All lines holding the string "this" are to be shown.

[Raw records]
☆ ☆ ☆ ☆ ☆ ☆ ☆

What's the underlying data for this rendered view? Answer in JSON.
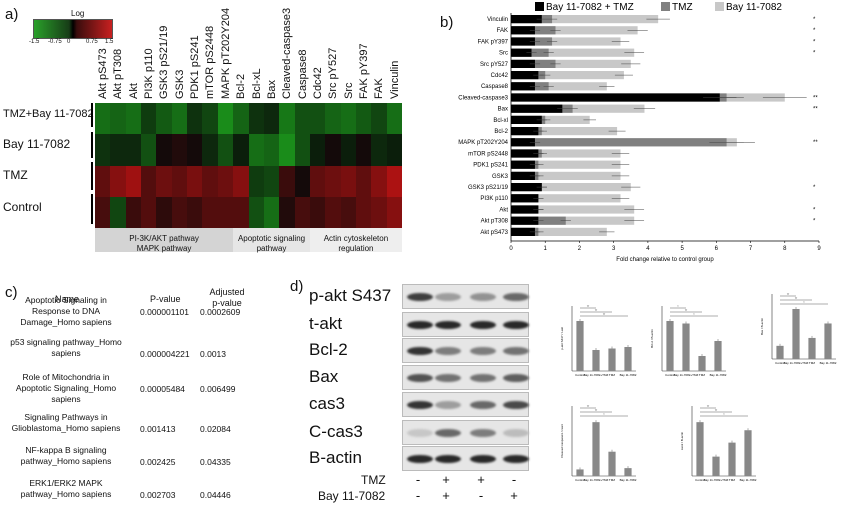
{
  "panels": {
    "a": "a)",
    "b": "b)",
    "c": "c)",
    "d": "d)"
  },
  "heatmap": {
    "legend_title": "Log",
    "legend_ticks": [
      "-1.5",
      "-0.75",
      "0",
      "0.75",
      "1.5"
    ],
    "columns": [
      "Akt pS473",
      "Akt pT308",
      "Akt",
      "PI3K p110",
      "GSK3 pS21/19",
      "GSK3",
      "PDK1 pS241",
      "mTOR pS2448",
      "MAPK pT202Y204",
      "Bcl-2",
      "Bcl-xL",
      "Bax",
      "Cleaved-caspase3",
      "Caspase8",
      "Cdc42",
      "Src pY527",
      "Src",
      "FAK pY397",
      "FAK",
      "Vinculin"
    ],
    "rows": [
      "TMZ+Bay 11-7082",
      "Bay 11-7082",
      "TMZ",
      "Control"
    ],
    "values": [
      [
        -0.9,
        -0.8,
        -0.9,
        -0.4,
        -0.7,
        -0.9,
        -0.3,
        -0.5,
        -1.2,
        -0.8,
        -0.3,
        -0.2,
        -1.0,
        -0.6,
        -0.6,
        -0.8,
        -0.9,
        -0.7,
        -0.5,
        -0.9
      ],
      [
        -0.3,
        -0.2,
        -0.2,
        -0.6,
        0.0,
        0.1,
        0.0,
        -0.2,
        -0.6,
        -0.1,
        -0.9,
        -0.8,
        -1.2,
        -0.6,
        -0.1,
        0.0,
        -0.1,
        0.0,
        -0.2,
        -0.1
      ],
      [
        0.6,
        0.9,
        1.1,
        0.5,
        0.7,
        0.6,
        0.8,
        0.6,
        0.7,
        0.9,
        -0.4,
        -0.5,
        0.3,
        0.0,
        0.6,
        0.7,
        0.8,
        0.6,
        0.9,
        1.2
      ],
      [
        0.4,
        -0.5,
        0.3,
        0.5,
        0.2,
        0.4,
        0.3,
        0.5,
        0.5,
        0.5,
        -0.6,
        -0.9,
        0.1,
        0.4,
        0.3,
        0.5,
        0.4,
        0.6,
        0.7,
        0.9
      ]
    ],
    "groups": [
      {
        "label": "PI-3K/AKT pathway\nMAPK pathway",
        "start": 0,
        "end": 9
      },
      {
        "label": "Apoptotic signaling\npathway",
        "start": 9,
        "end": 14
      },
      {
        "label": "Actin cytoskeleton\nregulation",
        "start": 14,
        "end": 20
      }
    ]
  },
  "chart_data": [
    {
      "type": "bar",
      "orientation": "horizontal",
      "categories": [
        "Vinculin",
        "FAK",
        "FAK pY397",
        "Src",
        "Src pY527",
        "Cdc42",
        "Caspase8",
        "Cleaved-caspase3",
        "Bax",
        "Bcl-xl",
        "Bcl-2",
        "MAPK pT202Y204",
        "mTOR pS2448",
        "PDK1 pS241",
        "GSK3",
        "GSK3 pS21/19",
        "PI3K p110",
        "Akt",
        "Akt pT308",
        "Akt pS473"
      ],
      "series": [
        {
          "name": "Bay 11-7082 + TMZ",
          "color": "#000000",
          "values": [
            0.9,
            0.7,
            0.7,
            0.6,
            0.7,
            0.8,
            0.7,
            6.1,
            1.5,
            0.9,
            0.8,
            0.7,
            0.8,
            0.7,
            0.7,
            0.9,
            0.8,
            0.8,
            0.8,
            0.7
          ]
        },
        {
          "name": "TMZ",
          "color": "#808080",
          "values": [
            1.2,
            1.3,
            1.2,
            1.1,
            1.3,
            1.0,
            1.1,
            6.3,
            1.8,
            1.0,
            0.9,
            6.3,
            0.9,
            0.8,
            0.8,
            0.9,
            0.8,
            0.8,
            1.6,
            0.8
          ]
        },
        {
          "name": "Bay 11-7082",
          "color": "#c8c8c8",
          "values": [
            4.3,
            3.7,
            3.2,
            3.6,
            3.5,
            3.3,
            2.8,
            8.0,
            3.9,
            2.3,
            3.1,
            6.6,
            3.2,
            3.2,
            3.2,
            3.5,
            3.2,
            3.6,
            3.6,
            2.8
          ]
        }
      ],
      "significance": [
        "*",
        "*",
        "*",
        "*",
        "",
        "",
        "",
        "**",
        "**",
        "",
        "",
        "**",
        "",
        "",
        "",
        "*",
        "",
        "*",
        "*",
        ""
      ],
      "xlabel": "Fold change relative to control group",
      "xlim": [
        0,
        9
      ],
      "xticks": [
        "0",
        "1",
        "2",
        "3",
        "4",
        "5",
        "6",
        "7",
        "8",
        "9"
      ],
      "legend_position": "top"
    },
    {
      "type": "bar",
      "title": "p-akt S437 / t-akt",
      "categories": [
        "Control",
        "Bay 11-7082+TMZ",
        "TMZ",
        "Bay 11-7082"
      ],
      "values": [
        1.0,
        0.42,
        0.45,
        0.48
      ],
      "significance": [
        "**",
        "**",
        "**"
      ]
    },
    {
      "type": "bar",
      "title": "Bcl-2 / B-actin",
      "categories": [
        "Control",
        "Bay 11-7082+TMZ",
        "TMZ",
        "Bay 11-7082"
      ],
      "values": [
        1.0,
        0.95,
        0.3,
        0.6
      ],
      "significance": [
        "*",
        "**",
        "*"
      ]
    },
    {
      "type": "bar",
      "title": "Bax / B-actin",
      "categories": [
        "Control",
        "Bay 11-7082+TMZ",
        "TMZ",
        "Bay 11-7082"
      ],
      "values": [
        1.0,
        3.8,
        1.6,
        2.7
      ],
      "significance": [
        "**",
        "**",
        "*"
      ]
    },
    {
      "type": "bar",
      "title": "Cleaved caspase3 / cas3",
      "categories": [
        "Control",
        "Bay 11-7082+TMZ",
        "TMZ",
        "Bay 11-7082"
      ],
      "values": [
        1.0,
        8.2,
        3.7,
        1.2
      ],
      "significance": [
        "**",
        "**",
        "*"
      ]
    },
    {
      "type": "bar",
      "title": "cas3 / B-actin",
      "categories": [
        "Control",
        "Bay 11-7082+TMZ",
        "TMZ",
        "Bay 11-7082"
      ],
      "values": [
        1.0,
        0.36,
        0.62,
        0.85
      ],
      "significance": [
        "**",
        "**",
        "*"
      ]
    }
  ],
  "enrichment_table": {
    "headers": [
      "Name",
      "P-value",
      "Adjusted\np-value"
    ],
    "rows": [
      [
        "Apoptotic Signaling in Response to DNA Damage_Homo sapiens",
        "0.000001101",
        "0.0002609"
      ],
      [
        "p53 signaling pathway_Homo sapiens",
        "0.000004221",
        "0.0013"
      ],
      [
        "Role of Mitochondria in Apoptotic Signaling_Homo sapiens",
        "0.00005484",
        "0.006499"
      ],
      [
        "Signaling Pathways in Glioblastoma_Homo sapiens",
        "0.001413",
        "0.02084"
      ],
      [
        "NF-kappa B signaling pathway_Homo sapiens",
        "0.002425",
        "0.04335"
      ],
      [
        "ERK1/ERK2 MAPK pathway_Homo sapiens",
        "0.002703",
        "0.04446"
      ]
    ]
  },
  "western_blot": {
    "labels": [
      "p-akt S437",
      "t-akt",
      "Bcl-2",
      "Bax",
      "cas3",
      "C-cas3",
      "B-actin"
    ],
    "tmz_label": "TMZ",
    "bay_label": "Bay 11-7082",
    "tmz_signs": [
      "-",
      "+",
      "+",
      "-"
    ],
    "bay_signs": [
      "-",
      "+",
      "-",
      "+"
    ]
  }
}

☆ ☆ ☆ ☆ ☆ ☆ ☆

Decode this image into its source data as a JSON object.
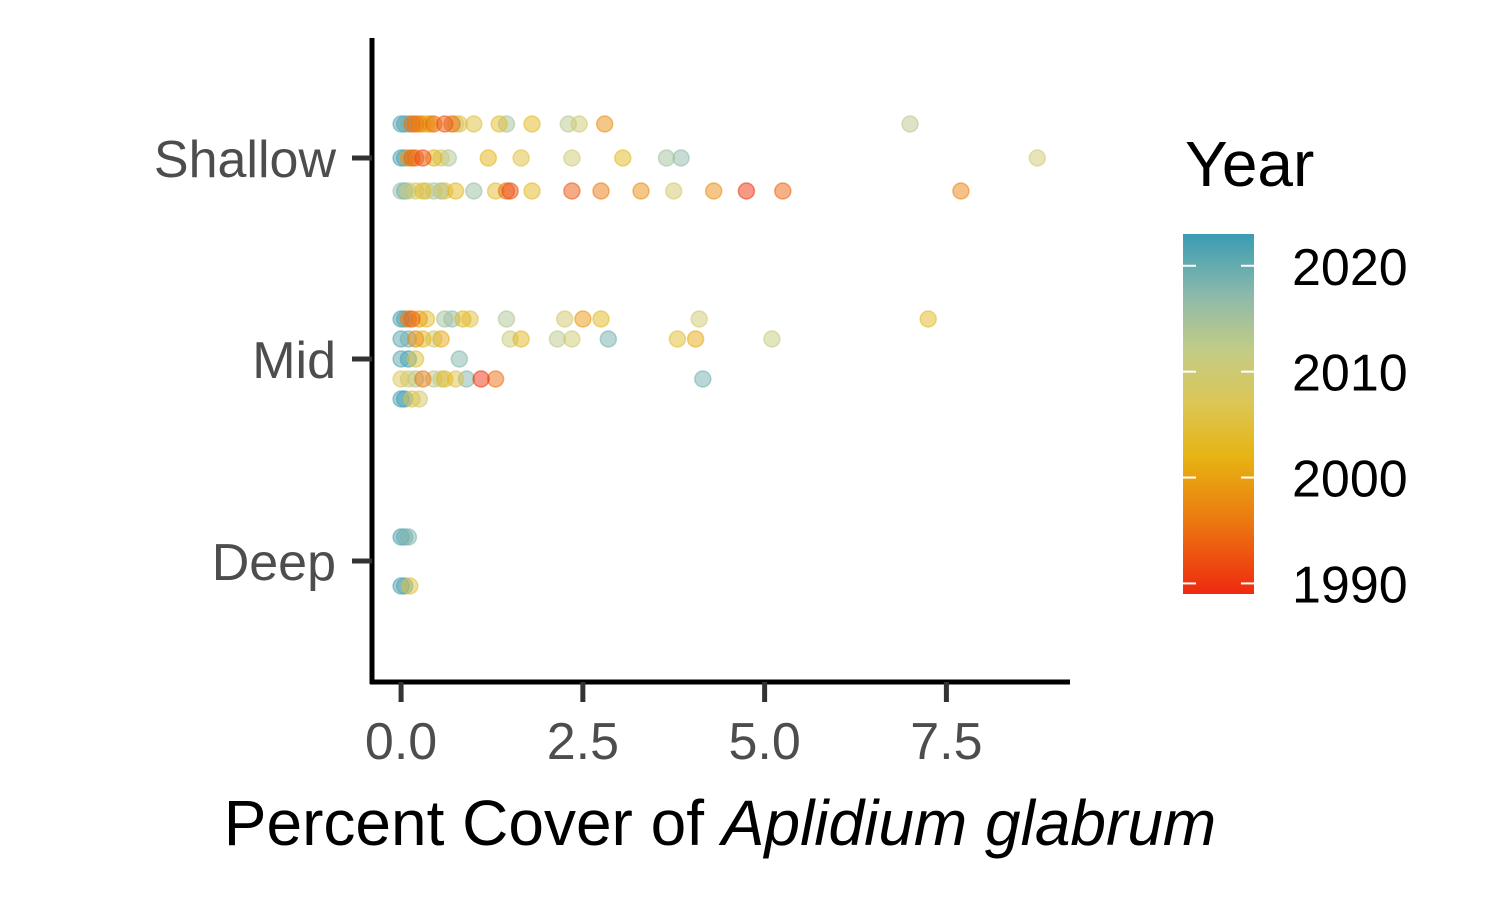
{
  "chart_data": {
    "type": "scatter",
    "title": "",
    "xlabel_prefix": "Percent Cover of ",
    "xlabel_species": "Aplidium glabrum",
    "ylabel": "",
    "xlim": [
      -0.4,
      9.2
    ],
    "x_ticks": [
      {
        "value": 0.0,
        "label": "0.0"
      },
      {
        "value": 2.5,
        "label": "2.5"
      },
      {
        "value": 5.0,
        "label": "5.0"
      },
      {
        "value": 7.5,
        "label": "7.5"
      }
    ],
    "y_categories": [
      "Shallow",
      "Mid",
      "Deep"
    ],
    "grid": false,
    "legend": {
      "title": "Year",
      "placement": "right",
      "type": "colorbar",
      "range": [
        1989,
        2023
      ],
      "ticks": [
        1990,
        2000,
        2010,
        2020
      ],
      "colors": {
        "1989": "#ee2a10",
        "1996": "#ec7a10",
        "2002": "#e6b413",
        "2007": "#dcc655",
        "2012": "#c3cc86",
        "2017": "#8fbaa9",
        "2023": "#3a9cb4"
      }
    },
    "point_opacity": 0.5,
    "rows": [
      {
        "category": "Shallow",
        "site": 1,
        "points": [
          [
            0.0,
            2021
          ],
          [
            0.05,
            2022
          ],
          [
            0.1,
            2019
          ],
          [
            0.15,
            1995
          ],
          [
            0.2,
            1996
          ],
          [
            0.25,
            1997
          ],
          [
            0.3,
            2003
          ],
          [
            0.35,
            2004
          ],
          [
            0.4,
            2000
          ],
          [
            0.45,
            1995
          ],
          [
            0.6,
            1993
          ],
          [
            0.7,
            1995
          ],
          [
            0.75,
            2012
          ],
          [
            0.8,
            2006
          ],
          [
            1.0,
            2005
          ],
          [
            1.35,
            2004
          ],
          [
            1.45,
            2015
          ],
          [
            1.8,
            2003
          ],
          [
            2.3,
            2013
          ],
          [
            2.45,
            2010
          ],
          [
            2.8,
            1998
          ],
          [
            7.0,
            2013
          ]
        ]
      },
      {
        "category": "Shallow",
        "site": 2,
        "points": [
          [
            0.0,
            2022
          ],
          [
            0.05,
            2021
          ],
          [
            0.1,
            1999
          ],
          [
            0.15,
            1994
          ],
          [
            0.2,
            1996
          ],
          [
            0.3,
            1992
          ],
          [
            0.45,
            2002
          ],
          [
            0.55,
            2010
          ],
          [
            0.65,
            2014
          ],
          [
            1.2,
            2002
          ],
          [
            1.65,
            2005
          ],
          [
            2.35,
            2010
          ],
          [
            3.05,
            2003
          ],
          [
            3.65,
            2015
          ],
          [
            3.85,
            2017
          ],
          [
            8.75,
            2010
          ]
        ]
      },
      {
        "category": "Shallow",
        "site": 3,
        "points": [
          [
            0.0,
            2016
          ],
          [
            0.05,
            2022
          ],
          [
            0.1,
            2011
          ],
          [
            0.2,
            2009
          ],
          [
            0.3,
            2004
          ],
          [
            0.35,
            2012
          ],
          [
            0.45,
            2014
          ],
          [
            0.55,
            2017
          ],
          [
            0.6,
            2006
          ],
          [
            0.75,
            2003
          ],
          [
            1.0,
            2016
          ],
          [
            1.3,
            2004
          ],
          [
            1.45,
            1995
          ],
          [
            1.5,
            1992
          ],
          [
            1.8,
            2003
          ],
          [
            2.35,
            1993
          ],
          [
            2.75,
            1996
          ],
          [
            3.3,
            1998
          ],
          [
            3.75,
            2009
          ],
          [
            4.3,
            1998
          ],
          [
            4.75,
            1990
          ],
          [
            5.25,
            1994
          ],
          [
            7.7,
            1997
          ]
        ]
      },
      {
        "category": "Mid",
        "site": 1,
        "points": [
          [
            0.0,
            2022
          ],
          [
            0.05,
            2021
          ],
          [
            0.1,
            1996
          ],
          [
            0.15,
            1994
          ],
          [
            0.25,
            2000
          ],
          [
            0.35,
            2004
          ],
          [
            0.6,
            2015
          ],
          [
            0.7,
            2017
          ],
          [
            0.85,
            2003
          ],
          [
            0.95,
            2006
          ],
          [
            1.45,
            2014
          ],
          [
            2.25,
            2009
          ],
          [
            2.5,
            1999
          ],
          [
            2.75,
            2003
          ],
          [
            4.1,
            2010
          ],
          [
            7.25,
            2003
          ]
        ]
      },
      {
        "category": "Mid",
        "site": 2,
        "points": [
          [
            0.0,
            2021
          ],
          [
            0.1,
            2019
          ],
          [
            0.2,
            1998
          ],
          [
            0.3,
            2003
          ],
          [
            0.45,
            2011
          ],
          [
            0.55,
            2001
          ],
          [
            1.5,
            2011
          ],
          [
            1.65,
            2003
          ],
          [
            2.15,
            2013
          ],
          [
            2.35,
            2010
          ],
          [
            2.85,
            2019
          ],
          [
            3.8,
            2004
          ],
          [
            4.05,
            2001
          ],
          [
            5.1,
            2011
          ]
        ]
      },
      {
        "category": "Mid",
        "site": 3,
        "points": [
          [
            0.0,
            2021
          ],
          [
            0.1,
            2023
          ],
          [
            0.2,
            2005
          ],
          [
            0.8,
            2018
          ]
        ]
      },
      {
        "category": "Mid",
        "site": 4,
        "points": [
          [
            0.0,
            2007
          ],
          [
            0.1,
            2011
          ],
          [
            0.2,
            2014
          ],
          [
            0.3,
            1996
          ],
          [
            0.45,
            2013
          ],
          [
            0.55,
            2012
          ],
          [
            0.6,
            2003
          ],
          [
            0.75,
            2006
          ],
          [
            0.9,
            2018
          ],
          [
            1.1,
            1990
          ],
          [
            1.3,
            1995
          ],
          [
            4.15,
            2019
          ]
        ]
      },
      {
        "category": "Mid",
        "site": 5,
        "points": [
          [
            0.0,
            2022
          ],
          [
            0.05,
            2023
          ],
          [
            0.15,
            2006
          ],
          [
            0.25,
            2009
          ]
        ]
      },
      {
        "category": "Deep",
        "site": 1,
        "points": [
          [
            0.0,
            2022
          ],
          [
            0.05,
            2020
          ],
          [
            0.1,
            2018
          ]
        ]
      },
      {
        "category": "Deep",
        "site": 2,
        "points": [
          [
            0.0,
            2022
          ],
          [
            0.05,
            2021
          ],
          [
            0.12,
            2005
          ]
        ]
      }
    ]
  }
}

☆ ☆ ☆ ☆ ☆ ☆ ☆

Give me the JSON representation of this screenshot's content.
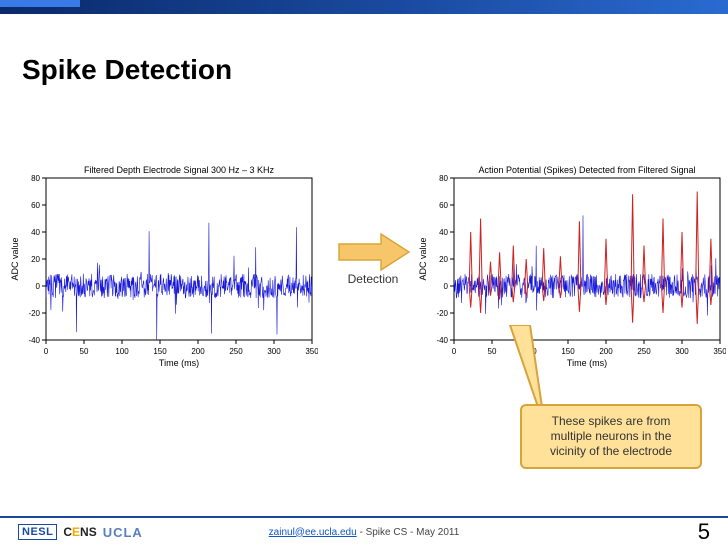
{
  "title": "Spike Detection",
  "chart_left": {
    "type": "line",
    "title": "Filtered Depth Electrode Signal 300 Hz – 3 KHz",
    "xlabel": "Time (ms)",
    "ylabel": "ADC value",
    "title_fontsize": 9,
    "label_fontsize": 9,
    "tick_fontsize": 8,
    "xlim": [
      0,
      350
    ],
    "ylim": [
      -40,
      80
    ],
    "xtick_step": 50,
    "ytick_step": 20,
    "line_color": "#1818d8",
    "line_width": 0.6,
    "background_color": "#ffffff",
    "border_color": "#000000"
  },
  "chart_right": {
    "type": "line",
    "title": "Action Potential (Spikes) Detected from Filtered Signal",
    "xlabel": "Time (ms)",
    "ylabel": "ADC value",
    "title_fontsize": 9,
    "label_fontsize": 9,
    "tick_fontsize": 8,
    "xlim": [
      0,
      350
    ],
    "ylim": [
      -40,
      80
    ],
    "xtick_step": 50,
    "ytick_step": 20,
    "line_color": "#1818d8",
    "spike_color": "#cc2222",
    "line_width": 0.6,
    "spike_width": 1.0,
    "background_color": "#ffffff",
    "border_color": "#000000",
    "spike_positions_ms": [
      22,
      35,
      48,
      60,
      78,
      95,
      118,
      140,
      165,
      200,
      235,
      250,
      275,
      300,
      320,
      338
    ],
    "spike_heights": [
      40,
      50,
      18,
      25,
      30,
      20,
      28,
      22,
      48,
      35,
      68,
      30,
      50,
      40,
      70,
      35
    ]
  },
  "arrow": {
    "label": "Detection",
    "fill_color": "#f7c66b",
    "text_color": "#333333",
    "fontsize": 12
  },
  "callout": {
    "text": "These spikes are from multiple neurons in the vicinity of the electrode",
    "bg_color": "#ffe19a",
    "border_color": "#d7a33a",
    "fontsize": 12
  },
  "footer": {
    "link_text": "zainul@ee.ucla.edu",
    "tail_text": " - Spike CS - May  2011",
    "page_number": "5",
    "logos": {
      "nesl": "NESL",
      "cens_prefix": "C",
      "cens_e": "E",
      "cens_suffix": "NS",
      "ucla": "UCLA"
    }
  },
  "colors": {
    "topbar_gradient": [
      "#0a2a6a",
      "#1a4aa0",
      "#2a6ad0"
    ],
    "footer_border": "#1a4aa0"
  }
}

☆ ☆ ☆ ☆ ☆ ☆ ☆

(Response)
What's the underlying data for this rendered view? Answer in JSON.
Decode this image into its source data as a JSON object.
Give me the JSON representation of this screenshot's content.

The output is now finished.